Print each line of the listing once more, precisely as given.
:::::
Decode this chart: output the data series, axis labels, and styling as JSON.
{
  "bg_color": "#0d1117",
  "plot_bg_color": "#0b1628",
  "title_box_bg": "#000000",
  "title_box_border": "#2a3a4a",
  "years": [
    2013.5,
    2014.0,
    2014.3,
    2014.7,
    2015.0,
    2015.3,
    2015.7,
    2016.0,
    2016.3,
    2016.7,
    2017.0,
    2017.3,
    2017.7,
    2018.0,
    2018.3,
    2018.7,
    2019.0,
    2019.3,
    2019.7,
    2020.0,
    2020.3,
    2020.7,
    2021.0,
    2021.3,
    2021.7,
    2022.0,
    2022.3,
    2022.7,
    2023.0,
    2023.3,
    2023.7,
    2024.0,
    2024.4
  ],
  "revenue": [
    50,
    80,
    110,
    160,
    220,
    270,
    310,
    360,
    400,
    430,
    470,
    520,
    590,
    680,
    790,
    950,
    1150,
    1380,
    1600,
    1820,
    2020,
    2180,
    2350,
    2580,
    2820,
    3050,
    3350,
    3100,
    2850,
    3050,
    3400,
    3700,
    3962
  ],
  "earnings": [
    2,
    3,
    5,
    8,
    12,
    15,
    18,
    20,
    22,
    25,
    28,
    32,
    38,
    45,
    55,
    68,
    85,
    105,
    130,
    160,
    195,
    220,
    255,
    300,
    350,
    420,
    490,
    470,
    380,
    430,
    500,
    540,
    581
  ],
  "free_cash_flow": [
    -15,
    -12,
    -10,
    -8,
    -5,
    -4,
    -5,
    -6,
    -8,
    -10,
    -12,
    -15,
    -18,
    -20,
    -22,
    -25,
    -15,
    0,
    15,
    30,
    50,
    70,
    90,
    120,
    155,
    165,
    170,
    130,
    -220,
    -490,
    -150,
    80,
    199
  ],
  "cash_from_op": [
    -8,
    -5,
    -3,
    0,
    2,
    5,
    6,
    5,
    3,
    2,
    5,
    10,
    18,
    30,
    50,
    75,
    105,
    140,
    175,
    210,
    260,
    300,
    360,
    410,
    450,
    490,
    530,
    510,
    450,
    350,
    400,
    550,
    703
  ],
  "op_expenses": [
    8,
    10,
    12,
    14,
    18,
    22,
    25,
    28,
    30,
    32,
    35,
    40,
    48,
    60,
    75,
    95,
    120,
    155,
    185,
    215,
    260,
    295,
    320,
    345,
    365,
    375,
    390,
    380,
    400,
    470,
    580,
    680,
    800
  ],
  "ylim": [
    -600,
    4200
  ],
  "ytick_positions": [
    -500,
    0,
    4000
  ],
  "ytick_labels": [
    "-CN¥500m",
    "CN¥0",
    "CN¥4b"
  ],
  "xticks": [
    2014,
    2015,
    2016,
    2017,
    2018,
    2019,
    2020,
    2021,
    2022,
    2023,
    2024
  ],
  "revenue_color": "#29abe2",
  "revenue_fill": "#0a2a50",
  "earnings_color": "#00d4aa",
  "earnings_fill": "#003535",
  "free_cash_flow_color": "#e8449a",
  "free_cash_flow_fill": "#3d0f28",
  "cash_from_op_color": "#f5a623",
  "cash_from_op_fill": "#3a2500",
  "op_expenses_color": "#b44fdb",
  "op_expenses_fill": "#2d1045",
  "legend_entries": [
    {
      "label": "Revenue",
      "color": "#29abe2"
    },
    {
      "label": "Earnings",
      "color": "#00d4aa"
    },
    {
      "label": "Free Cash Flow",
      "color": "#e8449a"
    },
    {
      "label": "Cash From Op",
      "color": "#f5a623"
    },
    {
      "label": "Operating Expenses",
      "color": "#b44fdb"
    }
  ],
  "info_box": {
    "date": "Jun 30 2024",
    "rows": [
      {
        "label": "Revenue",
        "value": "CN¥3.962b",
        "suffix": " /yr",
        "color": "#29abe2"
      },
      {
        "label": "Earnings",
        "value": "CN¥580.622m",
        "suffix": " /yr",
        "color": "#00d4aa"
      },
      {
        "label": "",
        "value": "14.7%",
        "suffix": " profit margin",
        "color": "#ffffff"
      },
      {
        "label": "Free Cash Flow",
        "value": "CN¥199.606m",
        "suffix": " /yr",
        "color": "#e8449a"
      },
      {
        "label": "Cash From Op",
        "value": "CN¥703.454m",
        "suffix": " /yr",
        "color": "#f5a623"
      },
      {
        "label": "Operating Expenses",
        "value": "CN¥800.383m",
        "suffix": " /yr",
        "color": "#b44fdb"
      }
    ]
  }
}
:::::
▶ [Exercise response]
Decode this chart: output the data series, axis labels, and styling as JSON.
{
  "bg_color": "#0d1117",
  "plot_bg_color": "#0b1628",
  "title_box_bg": "#000000",
  "title_box_border": "#2a3a4a",
  "years": [
    2013.5,
    2014.0,
    2014.3,
    2014.7,
    2015.0,
    2015.3,
    2015.7,
    2016.0,
    2016.3,
    2016.7,
    2017.0,
    2017.3,
    2017.7,
    2018.0,
    2018.3,
    2018.7,
    2019.0,
    2019.3,
    2019.7,
    2020.0,
    2020.3,
    2020.7,
    2021.0,
    2021.3,
    2021.7,
    2022.0,
    2022.3,
    2022.7,
    2023.0,
    2023.3,
    2023.7,
    2024.0,
    2024.4
  ],
  "revenue": [
    50,
    80,
    110,
    160,
    220,
    270,
    310,
    360,
    400,
    430,
    470,
    520,
    590,
    680,
    790,
    950,
    1150,
    1380,
    1600,
    1820,
    2020,
    2180,
    2350,
    2580,
    2820,
    3050,
    3350,
    3100,
    2850,
    3050,
    3400,
    3700,
    3962
  ],
  "earnings": [
    2,
    3,
    5,
    8,
    12,
    15,
    18,
    20,
    22,
    25,
    28,
    32,
    38,
    45,
    55,
    68,
    85,
    105,
    130,
    160,
    195,
    220,
    255,
    300,
    350,
    420,
    490,
    470,
    380,
    430,
    500,
    540,
    581
  ],
  "free_cash_flow": [
    -15,
    -12,
    -10,
    -8,
    -5,
    -4,
    -5,
    -6,
    -8,
    -10,
    -12,
    -15,
    -18,
    -20,
    -22,
    -25,
    -15,
    0,
    15,
    30,
    50,
    70,
    90,
    120,
    155,
    165,
    170,
    130,
    -220,
    -490,
    -150,
    80,
    199
  ],
  "cash_from_op": [
    -8,
    -5,
    -3,
    0,
    2,
    5,
    6,
    5,
    3,
    2,
    5,
    10,
    18,
    30,
    50,
    75,
    105,
    140,
    175,
    210,
    260,
    300,
    360,
    410,
    450,
    490,
    530,
    510,
    450,
    350,
    400,
    550,
    703
  ],
  "op_expenses": [
    8,
    10,
    12,
    14,
    18,
    22,
    25,
    28,
    30,
    32,
    35,
    40,
    48,
    60,
    75,
    95,
    120,
    155,
    185,
    215,
    260,
    295,
    320,
    345,
    365,
    375,
    390,
    380,
    400,
    470,
    580,
    680,
    800
  ],
  "ylim": [
    -600,
    4200
  ],
  "ytick_positions": [
    -500,
    0,
    4000
  ],
  "ytick_labels": [
    "-CN¥500m",
    "CN¥0",
    "CN¥4b"
  ],
  "xticks": [
    2014,
    2015,
    2016,
    2017,
    2018,
    2019,
    2020,
    2021,
    2022,
    2023,
    2024
  ],
  "revenue_color": "#29abe2",
  "revenue_fill": "#0a2a50",
  "earnings_color": "#00d4aa",
  "earnings_fill": "#003535",
  "free_cash_flow_color": "#e8449a",
  "free_cash_flow_fill": "#3d0f28",
  "cash_from_op_color": "#f5a623",
  "cash_from_op_fill": "#3a2500",
  "op_expenses_color": "#b44fdb",
  "op_expenses_fill": "#2d1045",
  "legend_entries": [
    {
      "label": "Revenue",
      "color": "#29abe2"
    },
    {
      "label": "Earnings",
      "color": "#00d4aa"
    },
    {
      "label": "Free Cash Flow",
      "color": "#e8449a"
    },
    {
      "label": "Cash From Op",
      "color": "#f5a623"
    },
    {
      "label": "Operating Expenses",
      "color": "#b44fdb"
    }
  ],
  "info_box": {
    "date": "Jun 30 2024",
    "rows": [
      {
        "label": "Revenue",
        "value": "CN¥3.962b",
        "suffix": " /yr",
        "color": "#29abe2"
      },
      {
        "label": "Earnings",
        "value": "CN¥580.622m",
        "suffix": " /yr",
        "color": "#00d4aa"
      },
      {
        "label": "",
        "value": "14.7%",
        "suffix": " profit margin",
        "color": "#ffffff"
      },
      {
        "label": "Free Cash Flow",
        "value": "CN¥199.606m",
        "suffix": " /yr",
        "color": "#e8449a"
      },
      {
        "label": "Cash From Op",
        "value": "CN¥703.454m",
        "suffix": " /yr",
        "color": "#f5a623"
      },
      {
        "label": "Operating Expenses",
        "value": "CN¥800.383m",
        "suffix": " /yr",
        "color": "#b44fdb"
      }
    ]
  }
}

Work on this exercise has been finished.